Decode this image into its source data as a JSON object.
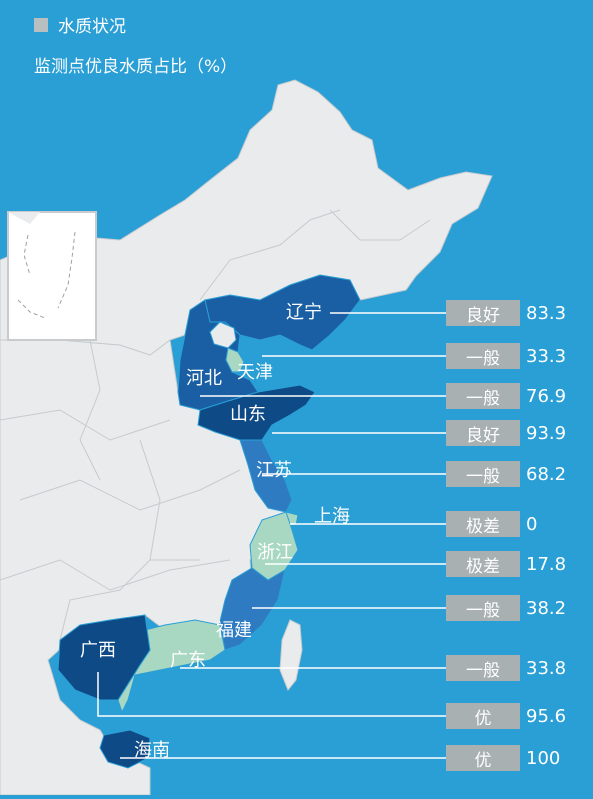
{
  "legend": {
    "swatch_color": "#b8bfc0",
    "label": "水质状况"
  },
  "subtitle": "监测点优良水质占比（%）",
  "colors": {
    "sea": "#2a9fd6",
    "land": "#e9ebec",
    "border": "#c7cbcd",
    "excellent": "#0e4a86",
    "good": "#1a5fa3",
    "fair": "#2f7bc2",
    "poor": "#a9d8c2",
    "leader": "#ffffff"
  },
  "provinces": [
    {
      "id": "liaoning",
      "name": "辽宁",
      "status": "良好",
      "value": "83.3"
    },
    {
      "id": "tianjin",
      "name": "天津",
      "status": "一般",
      "value": "33.3"
    },
    {
      "id": "hebei",
      "name": "河北",
      "status": "一般",
      "value": "76.9"
    },
    {
      "id": "shandong",
      "name": "山东",
      "status": "良好",
      "value": "93.9"
    },
    {
      "id": "jiangsu",
      "name": "江苏",
      "status": "一般",
      "value": "68.2"
    },
    {
      "id": "shanghai",
      "name": "上海",
      "status": "极差",
      "value": "0"
    },
    {
      "id": "zhejiang",
      "name": "浙江",
      "status": "极差",
      "value": "17.8"
    },
    {
      "id": "fujian",
      "name": "福建",
      "status": "一般",
      "value": "38.2"
    },
    {
      "id": "guangdong",
      "name": "广东",
      "status": "一般",
      "value": "33.8"
    },
    {
      "id": "guangxi",
      "name": "广西",
      "status": "优",
      "value": "95.6"
    },
    {
      "id": "hainan",
      "name": "海南",
      "status": "优",
      "value": "100"
    }
  ]
}
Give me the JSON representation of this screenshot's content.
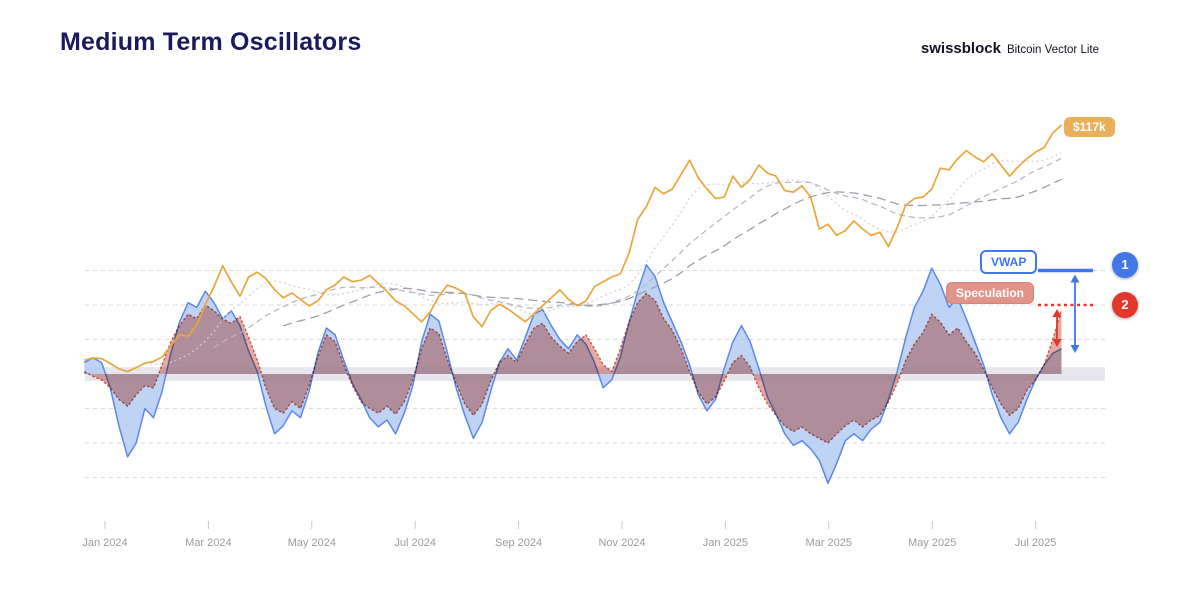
{
  "header": {
    "title": "Medium Term Oscillators",
    "brand": "swissblock",
    "product": "Bitcoin Vector Lite"
  },
  "chart_data": {
    "type": "line",
    "title": "Medium Term Oscillators",
    "x_domain_months": [
      -0.4,
      18.5
    ],
    "x_ticks": [
      {
        "month": 0,
        "label": "Jan 2024"
      },
      {
        "month": 2,
        "label": "Mar 2024"
      },
      {
        "month": 4,
        "label": "May 2024"
      },
      {
        "month": 6,
        "label": "Jul 2024"
      },
      {
        "month": 8,
        "label": "Sep 2024"
      },
      {
        "month": 10,
        "label": "Nov 2024"
      },
      {
        "month": 12,
        "label": "Jan 2025"
      },
      {
        "month": 14,
        "label": "Mar 2025"
      },
      {
        "month": 16,
        "label": "May 2025"
      },
      {
        "month": 18,
        "label": "Jul 2025"
      }
    ],
    "price": {
      "name": "Bitcoin price (thousand USD)",
      "color": "#EAA63C",
      "end_label": "$117k",
      "values": [
        43.5,
        44.2,
        44.0,
        42.5,
        40.8,
        39.9,
        41.2,
        42.6,
        43.1,
        44.5,
        48.0,
        51.5,
        51.0,
        54.5,
        61.0,
        66.5,
        73.0,
        68.0,
        63.5,
        69.5,
        71.0,
        69.0,
        65.5,
        63.0,
        64.5,
        62.5,
        60.5,
        62.0,
        65.5,
        67.0,
        69.5,
        68.0,
        68.5,
        70.0,
        67.5,
        65.0,
        62.0,
        60.5,
        58.0,
        55.5,
        58.5,
        63.5,
        67.0,
        66.0,
        64.5,
        57.0,
        54.0,
        59.0,
        61.0,
        59.5,
        57.5,
        55.5,
        58.0,
        60.5,
        63.0,
        65.5,
        62.5,
        60.5,
        62.0,
        66.5,
        68.0,
        69.5,
        70.5,
        77.0,
        87.5,
        91.5,
        97.5,
        95.5,
        97.0,
        101.5,
        106.0,
        100.5,
        97.0,
        94.0,
        94.5,
        101.0,
        97.5,
        100.0,
        104.5,
        102.0,
        101.0,
        96.5,
        96.0,
        98.0,
        94.5,
        84.5,
        86.0,
        82.5,
        84.0,
        87.0,
        84.5,
        82.5,
        83.5,
        79.0,
        85.0,
        92.0,
        94.0,
        94.5,
        97.0,
        103.5,
        103.0,
        106.5,
        109.0,
        107.0,
        105.5,
        108.0,
        104.5,
        101.0,
        104.0,
        106.5,
        108.5,
        110.0,
        114.5,
        117.0
      ]
    },
    "moving_averages": [
      {
        "window": 8,
        "style": "dotted"
      },
      {
        "window": 16,
        "style": "dashed"
      },
      {
        "window": 24,
        "style": "dashed"
      }
    ],
    "oscillators": [
      {
        "name": "VWAP",
        "color_fill": "#AFC9F2",
        "color_line": "#5B87E5",
        "y_range": [
          -1,
          1
        ],
        "values": [
          0.1,
          0.14,
          0.1,
          -0.12,
          -0.45,
          -0.72,
          -0.6,
          -0.3,
          -0.38,
          -0.15,
          0.18,
          0.45,
          0.62,
          0.58,
          0.72,
          0.62,
          0.48,
          0.55,
          0.42,
          0.2,
          0.02,
          -0.28,
          -0.52,
          -0.45,
          -0.32,
          -0.38,
          -0.15,
          0.18,
          0.4,
          0.34,
          0.12,
          -0.08,
          -0.22,
          -0.38,
          -0.46,
          -0.4,
          -0.52,
          -0.34,
          -0.1,
          0.28,
          0.52,
          0.46,
          0.18,
          -0.12,
          -0.36,
          -0.56,
          -0.42,
          -0.15,
          0.1,
          0.22,
          0.12,
          0.32,
          0.52,
          0.56,
          0.42,
          0.3,
          0.22,
          0.34,
          0.26,
          0.1,
          -0.12,
          -0.05,
          0.15,
          0.45,
          0.72,
          0.95,
          0.85,
          0.62,
          0.45,
          0.28,
          0.08,
          -0.18,
          -0.32,
          -0.22,
          0.05,
          0.28,
          0.42,
          0.28,
          0.05,
          -0.2,
          -0.35,
          -0.52,
          -0.62,
          -0.58,
          -0.65,
          -0.75,
          -0.95,
          -0.78,
          -0.58,
          -0.52,
          -0.58,
          -0.48,
          -0.42,
          -0.22,
          0.02,
          0.32,
          0.58,
          0.72,
          0.92,
          0.78,
          0.58,
          0.66,
          0.48,
          0.28,
          0.08,
          -0.18,
          -0.38,
          -0.52,
          -0.42,
          -0.22,
          -0.05,
          0.08,
          0.18,
          0.22
        ]
      },
      {
        "name": "Speculation",
        "color_fill": "#E59A90",
        "color_line": "#C2574D",
        "y_range": [
          -1,
          1
        ],
        "values": [
          0.02,
          -0.02,
          -0.05,
          -0.12,
          -0.22,
          -0.28,
          -0.18,
          -0.1,
          -0.12,
          0.08,
          0.28,
          0.42,
          0.52,
          0.48,
          0.6,
          0.55,
          0.48,
          0.44,
          0.5,
          0.32,
          0.12,
          -0.12,
          -0.3,
          -0.34,
          -0.24,
          -0.3,
          -0.1,
          0.15,
          0.34,
          0.28,
          0.08,
          -0.1,
          -0.24,
          -0.3,
          -0.34,
          -0.28,
          -0.35,
          -0.24,
          -0.05,
          0.22,
          0.4,
          0.35,
          0.12,
          -0.08,
          -0.26,
          -0.36,
          -0.26,
          -0.06,
          0.1,
          0.16,
          0.1,
          0.26,
          0.4,
          0.44,
          0.32,
          0.24,
          0.18,
          0.28,
          0.34,
          0.22,
          0.08,
          0.02,
          0.22,
          0.45,
          0.62,
          0.7,
          0.64,
          0.48,
          0.38,
          0.22,
          0.02,
          -0.16,
          -0.26,
          -0.2,
          -0.06,
          0.1,
          0.16,
          0.06,
          -0.12,
          -0.26,
          -0.36,
          -0.45,
          -0.5,
          -0.46,
          -0.52,
          -0.56,
          -0.6,
          -0.52,
          -0.45,
          -0.4,
          -0.46,
          -0.4,
          -0.36,
          -0.24,
          -0.08,
          0.12,
          0.26,
          0.36,
          0.52,
          0.45,
          0.34,
          0.4,
          0.28,
          0.18,
          0.04,
          -0.12,
          -0.26,
          -0.36,
          -0.3,
          -0.14,
          -0.05,
          0.08,
          0.3,
          0.56
        ]
      }
    ],
    "baseline_band": [
      -0.06,
      0.06
    ],
    "gridlines": [
      0.9,
      0.6,
      0.3,
      -0.3,
      -0.6,
      -0.9
    ],
    "annotations": {
      "price_badge": "$117k",
      "vwap_label": "VWAP",
      "speculation_label": "Speculation",
      "level1": {
        "value": 0.9,
        "marker": "1",
        "color": "#4277E8"
      },
      "level2": {
        "value": 0.6,
        "marker": "2",
        "color": "#E0362C"
      }
    }
  }
}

#### [PROBLEM DETAILS]
Tally the lines in the entries above that hold the word "this". Reply with nothing but that count.

#### [THE RESPONSE]
2